GOAL: Below are entries. Pull out all lines containing "Sabato".

┌─ PROVIDED DATA

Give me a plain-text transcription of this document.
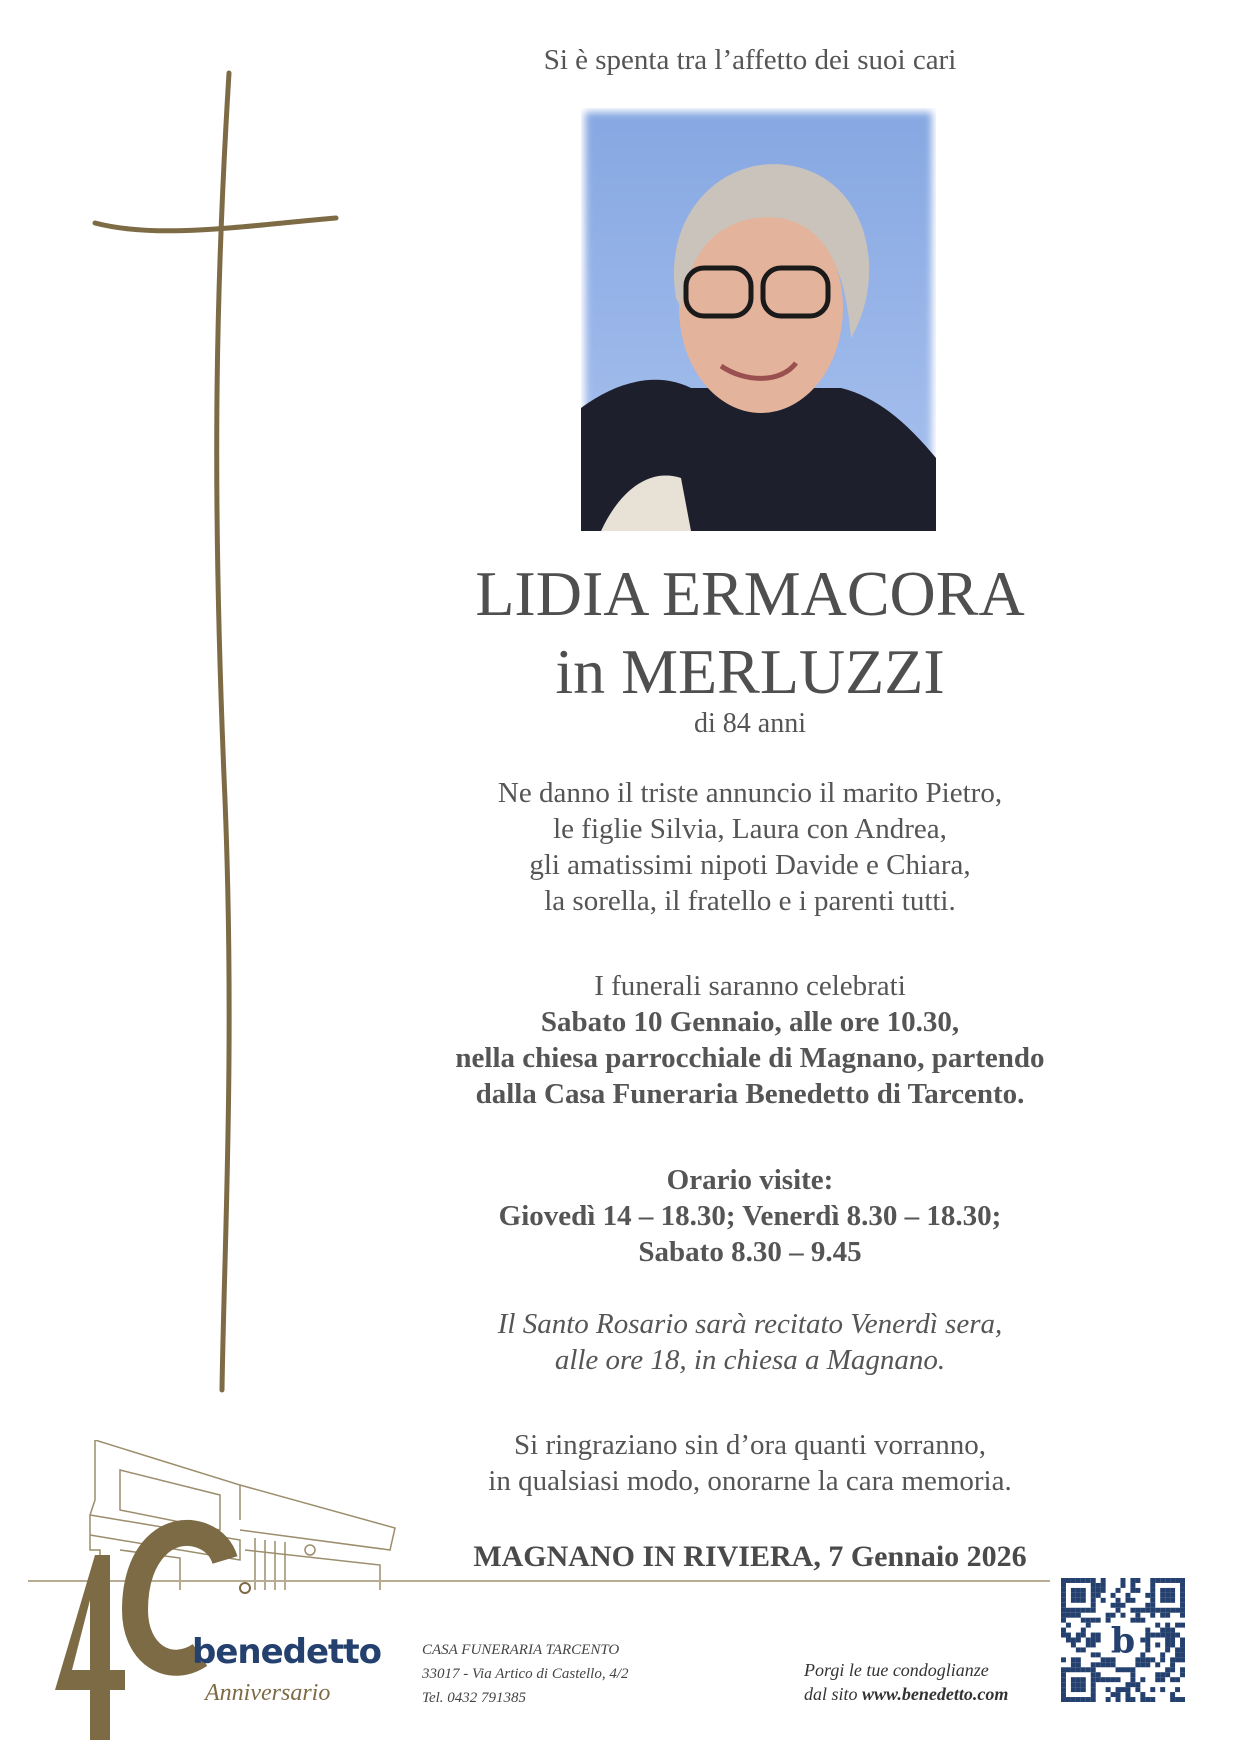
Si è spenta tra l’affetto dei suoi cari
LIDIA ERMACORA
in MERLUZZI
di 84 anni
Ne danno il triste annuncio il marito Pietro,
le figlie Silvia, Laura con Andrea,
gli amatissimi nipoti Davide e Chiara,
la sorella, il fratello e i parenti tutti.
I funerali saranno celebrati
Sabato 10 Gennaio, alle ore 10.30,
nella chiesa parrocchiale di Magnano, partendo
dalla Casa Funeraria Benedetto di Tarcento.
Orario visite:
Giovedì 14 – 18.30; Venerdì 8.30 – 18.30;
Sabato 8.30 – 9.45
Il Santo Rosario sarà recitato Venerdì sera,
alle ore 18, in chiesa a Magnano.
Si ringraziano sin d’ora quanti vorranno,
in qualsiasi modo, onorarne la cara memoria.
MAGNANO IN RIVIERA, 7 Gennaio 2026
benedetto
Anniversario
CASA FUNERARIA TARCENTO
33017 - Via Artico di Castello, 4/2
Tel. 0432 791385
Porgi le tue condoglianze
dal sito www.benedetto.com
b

└─

TASK ANSWER:
Sabato 10 Gennaio, alle ore 10.30,
Sabato 8.30 – 9.45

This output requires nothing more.